EXCERPTED TEXT:
No SAR shall be offered under any SAR scheme unless the disclosures as detailed below, are made by the company to the prospective SAR grantees-

  • General information on all schemes-
  • Name of the Trust;
  • Details of the Trustee(s);
  • Amount of loan disbursed by company / any company in the group, during the year;
  • Amount of loan outstanding (repayable to company / any company in the group) as at the end of the year;
  • Amount of loan, if any, taken from any other source for which company / any company in the group has provided any security or guarantee
  • Any other contribution made to the Trust during the year
  • Brief details of transactions in shares by the Trust-
  • Number of shares held at the beginning of the year;
  • Number of shares acquired during the year through (i) primary issuance (ii) secondary acquisition, also as a percentage of paid up equity capital as at the end of the previous financial year, along with information on weighted average cost of acquisition per share;
  •  Number of shares transferred to the employees / sold along with the purpose thereof;
  •  Number of shares transferred to the employees / sold along with the purpose thereof;
  • In case of secondary acquisition of shares*  by the Trust-
  • Held at the beginning of the year;
  • Acquired during the year;
  • Sold during the year;
  • Transferred to the employees during the year
  • Held at the end of the year

*As a percentage of paid-up equity capital as at the end of the year immediately preceding the year in which shareholders' approval was obtained.

Vesting period

The minimum vesting period of this scheme is one year.  n a case where SAR is granted by a company under a SAR scheme in lieu of SAR held by the employee under a SAR scheme in another company which has merged or amalgamated with the first mentioned company, the period during which the SAR granted by the transferor company were held by the employee shall be adjusted against the minimum vesting period.    In the event of death or permanent incapacity, the minimum vesting period of one year shall not be applicable and in such instances, the options shall vest on the date of death or permanent incapacity.

Rights of SAR holder

The employee holding a SAR shall not have the right to receive dividend or to vote or in any manner enjoy the benefits available to a shareholder in respect of a SAR granted to him/her.

General Employee Benefits Scheme

The expression ‘General Employee Benefits Scheme’ (‘GEBS’ for short) is defined under Regulation 2(1)(o) as  any scheme of a company framed in accordance with these regulations, dealing in shares of the company or the shares of its listed holding company, for the purpose of employee welfare including healthcare benefits, hospital care or benefits, or benefits in the event of sickness, accident, disability, death or scholarship funds, or such other benefit as specified by such company.

Implementation

The shares of the company or shares of its listed holding company shall not exceed 10% of the book value or market value or fair value of the total assets of the scheme, whichever is lower, as appearing in its latest balance sheet (whether audited or limited reviewed) for the purposes of GEBS.   The secretarial auditor of the company shall certify this compliance at the time of adoption of such balance sheet by the company.

Retirement Benefit Scheme

The expression ‘Retirement Benefit Scheme’ (‘RBS’ for short) is defined under Regulation 2(1)(ii) as a scheme of a company framed in accordance with these regulations, dealing in shares of the company or the shares of its listed holding company, for providing retirement benefits to the employees subject to compliance with existing rules and regulations as applicable under laws relevant to retirement benefits in India.

Implementation

This scheme may be implemented by a company subject to compliance with these regulations and provisions of any other law in force in relation to retirement benefits.  The shares of the company or shares of its listed holding company shall not exceed 10% of the book value or market value or fair value of the total assets of the scheme, whichever is lower, as appearing in its latest balance sheet (whether audited or limited reviewed) for the purposes of RBS.   The secretarial auditor of the company shall certify this compliance at the time of adoption of such balance sheet by the company.

APPLY WHAT YOU READ:
(a) What is the minimum vesting period of the SAR scheme in the excerpted text?
(b) Please change "dividend" to "bonus" in the excerpted text from "Rights of SAR" up to and including "granted to him/her.", and give that passage in full.
(c) According to the excerpted text, for what purpose does a General Employee Benefits Scheme deal in shares of the company or its listed holding company?

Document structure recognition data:
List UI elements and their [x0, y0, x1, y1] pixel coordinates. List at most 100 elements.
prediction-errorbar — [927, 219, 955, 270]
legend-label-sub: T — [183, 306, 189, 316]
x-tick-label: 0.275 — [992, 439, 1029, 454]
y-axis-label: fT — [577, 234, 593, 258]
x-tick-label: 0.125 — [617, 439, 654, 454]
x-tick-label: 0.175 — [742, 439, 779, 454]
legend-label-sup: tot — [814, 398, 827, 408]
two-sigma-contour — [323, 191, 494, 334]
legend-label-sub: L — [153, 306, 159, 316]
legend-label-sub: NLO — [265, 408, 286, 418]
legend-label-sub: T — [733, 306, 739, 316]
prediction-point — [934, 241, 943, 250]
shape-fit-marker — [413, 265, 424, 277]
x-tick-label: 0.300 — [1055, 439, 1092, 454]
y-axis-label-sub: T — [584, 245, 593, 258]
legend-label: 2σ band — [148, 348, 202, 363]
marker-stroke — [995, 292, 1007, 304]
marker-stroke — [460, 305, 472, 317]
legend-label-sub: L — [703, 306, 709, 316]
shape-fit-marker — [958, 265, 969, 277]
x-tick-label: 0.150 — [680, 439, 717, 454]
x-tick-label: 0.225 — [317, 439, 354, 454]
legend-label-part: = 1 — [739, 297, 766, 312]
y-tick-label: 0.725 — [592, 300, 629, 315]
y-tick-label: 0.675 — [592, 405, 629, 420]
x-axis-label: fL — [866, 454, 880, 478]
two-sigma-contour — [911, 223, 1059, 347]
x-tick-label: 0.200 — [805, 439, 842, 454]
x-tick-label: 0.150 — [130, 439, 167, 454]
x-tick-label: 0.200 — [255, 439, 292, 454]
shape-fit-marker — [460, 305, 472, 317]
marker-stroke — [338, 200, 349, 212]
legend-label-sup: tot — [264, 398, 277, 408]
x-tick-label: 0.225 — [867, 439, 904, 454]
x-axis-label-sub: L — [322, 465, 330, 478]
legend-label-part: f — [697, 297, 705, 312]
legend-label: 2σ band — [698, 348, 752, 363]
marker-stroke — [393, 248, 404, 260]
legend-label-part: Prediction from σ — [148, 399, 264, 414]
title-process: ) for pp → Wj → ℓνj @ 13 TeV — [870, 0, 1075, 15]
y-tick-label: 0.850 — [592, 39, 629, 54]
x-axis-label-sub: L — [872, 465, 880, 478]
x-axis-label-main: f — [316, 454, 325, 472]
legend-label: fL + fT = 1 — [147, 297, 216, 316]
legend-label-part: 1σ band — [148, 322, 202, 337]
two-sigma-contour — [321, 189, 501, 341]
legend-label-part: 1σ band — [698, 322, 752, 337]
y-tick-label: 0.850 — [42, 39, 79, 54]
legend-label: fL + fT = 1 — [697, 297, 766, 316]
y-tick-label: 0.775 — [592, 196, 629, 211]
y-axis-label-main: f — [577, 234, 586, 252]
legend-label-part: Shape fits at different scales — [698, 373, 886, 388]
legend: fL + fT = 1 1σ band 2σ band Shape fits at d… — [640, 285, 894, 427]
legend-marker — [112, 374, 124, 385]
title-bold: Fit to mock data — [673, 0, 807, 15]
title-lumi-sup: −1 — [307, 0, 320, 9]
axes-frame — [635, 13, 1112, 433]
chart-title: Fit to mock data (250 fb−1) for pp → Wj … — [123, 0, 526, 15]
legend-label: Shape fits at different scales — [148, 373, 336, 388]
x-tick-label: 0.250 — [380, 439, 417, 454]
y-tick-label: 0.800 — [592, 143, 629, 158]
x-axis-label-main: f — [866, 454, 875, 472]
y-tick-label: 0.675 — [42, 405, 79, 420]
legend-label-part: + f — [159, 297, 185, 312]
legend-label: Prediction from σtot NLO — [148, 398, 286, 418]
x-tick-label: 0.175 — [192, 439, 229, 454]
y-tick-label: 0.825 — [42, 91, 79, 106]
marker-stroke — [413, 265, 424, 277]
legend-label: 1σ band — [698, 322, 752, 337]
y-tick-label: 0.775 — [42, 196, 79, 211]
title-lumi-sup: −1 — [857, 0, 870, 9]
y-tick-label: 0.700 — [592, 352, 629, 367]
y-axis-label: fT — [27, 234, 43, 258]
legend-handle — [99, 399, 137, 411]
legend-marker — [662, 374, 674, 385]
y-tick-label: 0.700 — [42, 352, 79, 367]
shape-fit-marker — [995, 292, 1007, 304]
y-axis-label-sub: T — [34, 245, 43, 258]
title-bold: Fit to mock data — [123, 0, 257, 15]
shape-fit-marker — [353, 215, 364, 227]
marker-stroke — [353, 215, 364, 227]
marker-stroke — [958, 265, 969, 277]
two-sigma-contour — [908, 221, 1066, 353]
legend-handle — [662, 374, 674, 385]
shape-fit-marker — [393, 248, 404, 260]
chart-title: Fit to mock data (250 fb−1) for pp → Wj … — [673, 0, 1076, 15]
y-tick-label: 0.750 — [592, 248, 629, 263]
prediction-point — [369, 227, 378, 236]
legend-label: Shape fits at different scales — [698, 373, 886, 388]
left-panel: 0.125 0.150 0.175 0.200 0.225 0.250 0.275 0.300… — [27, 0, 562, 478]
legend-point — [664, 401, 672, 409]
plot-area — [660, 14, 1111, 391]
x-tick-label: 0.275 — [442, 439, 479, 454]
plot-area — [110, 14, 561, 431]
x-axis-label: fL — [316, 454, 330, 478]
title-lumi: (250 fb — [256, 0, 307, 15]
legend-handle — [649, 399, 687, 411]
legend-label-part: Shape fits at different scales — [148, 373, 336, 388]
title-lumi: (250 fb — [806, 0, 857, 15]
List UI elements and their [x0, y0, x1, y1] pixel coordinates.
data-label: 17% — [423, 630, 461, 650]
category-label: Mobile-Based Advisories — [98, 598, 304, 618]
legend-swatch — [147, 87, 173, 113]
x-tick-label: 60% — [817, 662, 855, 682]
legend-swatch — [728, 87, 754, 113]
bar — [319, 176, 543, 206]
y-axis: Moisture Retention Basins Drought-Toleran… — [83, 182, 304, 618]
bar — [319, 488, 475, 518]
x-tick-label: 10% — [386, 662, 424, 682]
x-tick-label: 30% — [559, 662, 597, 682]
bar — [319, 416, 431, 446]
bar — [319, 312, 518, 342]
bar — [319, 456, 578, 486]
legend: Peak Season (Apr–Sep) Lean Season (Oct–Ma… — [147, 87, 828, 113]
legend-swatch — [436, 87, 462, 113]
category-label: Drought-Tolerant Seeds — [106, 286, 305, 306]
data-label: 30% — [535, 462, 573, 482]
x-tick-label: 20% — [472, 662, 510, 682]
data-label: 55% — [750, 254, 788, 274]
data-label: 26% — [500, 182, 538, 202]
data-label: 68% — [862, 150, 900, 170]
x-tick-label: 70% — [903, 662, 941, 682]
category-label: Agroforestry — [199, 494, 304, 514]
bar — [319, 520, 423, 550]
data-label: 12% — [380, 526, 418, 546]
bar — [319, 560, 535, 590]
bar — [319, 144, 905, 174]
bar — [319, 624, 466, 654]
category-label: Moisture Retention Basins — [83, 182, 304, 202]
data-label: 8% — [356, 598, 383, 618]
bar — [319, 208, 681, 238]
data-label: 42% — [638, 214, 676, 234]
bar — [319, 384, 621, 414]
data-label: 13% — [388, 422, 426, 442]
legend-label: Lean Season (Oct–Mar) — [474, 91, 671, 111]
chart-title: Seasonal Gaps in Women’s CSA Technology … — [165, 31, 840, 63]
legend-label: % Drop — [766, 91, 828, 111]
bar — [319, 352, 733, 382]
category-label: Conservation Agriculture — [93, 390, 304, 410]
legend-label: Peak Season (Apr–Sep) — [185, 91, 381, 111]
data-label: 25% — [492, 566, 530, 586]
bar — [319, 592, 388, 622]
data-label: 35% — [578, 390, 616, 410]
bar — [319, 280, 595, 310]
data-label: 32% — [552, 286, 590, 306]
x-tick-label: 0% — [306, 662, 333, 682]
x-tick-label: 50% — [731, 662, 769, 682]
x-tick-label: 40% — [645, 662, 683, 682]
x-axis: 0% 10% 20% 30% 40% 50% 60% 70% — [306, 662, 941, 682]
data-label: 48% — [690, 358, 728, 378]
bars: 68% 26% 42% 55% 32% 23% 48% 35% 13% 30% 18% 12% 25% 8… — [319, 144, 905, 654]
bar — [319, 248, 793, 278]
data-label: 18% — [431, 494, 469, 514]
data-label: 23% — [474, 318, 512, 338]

ANSWERS FOR THE EXERCISE:
(a) One year.

(b)
Rights of SAR holder

The employee holding a SAR shall not have the right to receive bonus or to vote or in any manner enjoy the benefits available to a shareholder in respect of a SAR granted to him/her.

(c) It deals in those shares for employee welfare. This includes healthcare benefits, hospital care or benefits, benefits in the event of sickness, accident, disability or death, scholarship funds, or other benefits the company specifies.